— Start Material supplied —

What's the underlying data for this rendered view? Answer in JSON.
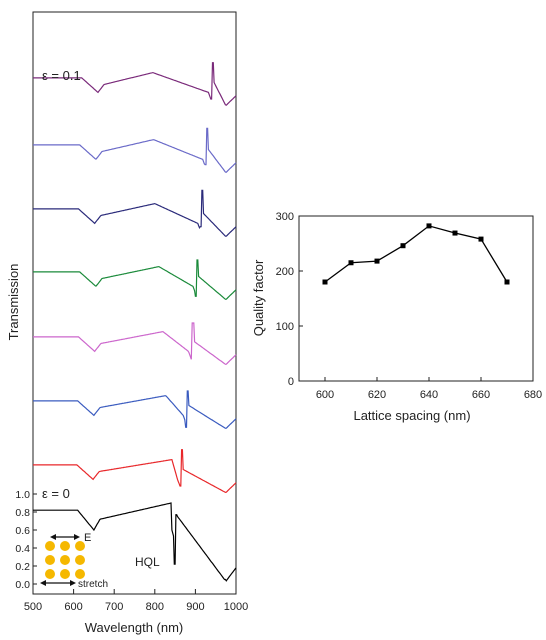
{
  "chart_data": [
    {
      "type": "line",
      "xlabel": "Wavelength (nm)",
      "ylabel": "Transmission",
      "xlim": [
        500,
        1000
      ],
      "x_ticks": [
        "500",
        "600",
        "700",
        "800",
        "900",
        "1000"
      ],
      "y_ticks": [
        "0.0",
        "0.2",
        "0.4",
        "0.6",
        "0.8",
        "1.0"
      ],
      "top_label": "ε = 0.1",
      "bottom_label": "ε = 0",
      "mode_label": "HQL",
      "polarization_label": "E",
      "stretch_label": "stretch",
      "series": [
        {
          "color": "#000000",
          "dip1": 650,
          "peak": 840,
          "res": 848,
          "ymin": 0.22,
          "ymax": 0.85
        },
        {
          "color": "#e8272a",
          "dip1": 648,
          "peak": 842,
          "res": 862,
          "ymin": 0.5,
          "ymax": 0.86
        },
        {
          "color": "#3a5bbf",
          "dip1": 650,
          "peak": 827,
          "res": 876,
          "ymin": 0.42,
          "ymax": 0.85
        },
        {
          "color": "#cc66cc",
          "dip1": 652,
          "peak": 820,
          "res": 889,
          "ymin": 0.48,
          "ymax": 0.85
        },
        {
          "color": "#1a8a3a",
          "dip1": 655,
          "peak": 810,
          "res": 900,
          "ymin": 0.45,
          "ymax": 0.85
        },
        {
          "color": "#2a2a7a",
          "dip1": 652,
          "peak": 800,
          "res": 912,
          "ymin": 0.55,
          "ymax": 0.84
        },
        {
          "color": "#6a6ac8",
          "dip1": 655,
          "peak": 797,
          "res": 924,
          "ymin": 0.52,
          "ymax": 0.84
        },
        {
          "color": "#7a2a7a",
          "dip1": 660,
          "peak": 795,
          "res": 938,
          "ymin": 0.5,
          "ymax": 0.83
        }
      ]
    },
    {
      "type": "line",
      "xlabel": "Lattice spacing (nm)",
      "ylabel": "Quality factor",
      "xlim": [
        590,
        680
      ],
      "ylim": [
        0,
        300
      ],
      "x_ticks": [
        "600",
        "620",
        "640",
        "660",
        "680"
      ],
      "y_ticks": [
        "0",
        "100",
        "200",
        "300"
      ],
      "x": [
        600,
        610,
        620,
        630,
        640,
        650,
        660,
        670
      ],
      "values": [
        180,
        215,
        218,
        246,
        282,
        269,
        258,
        180
      ]
    }
  ]
}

— End Material supplied —

What is being asked -
Where a line contains the string "ymin", extract that line.

Full response -
          "ymin": 0.22,
          "ymin": 0.5,
          "ymin": 0.42,
          "ymin": 0.48,
          "ymin": 0.45,
          "ymin": 0.55,
          "ymin": 0.52,
          "ymin": 0.5,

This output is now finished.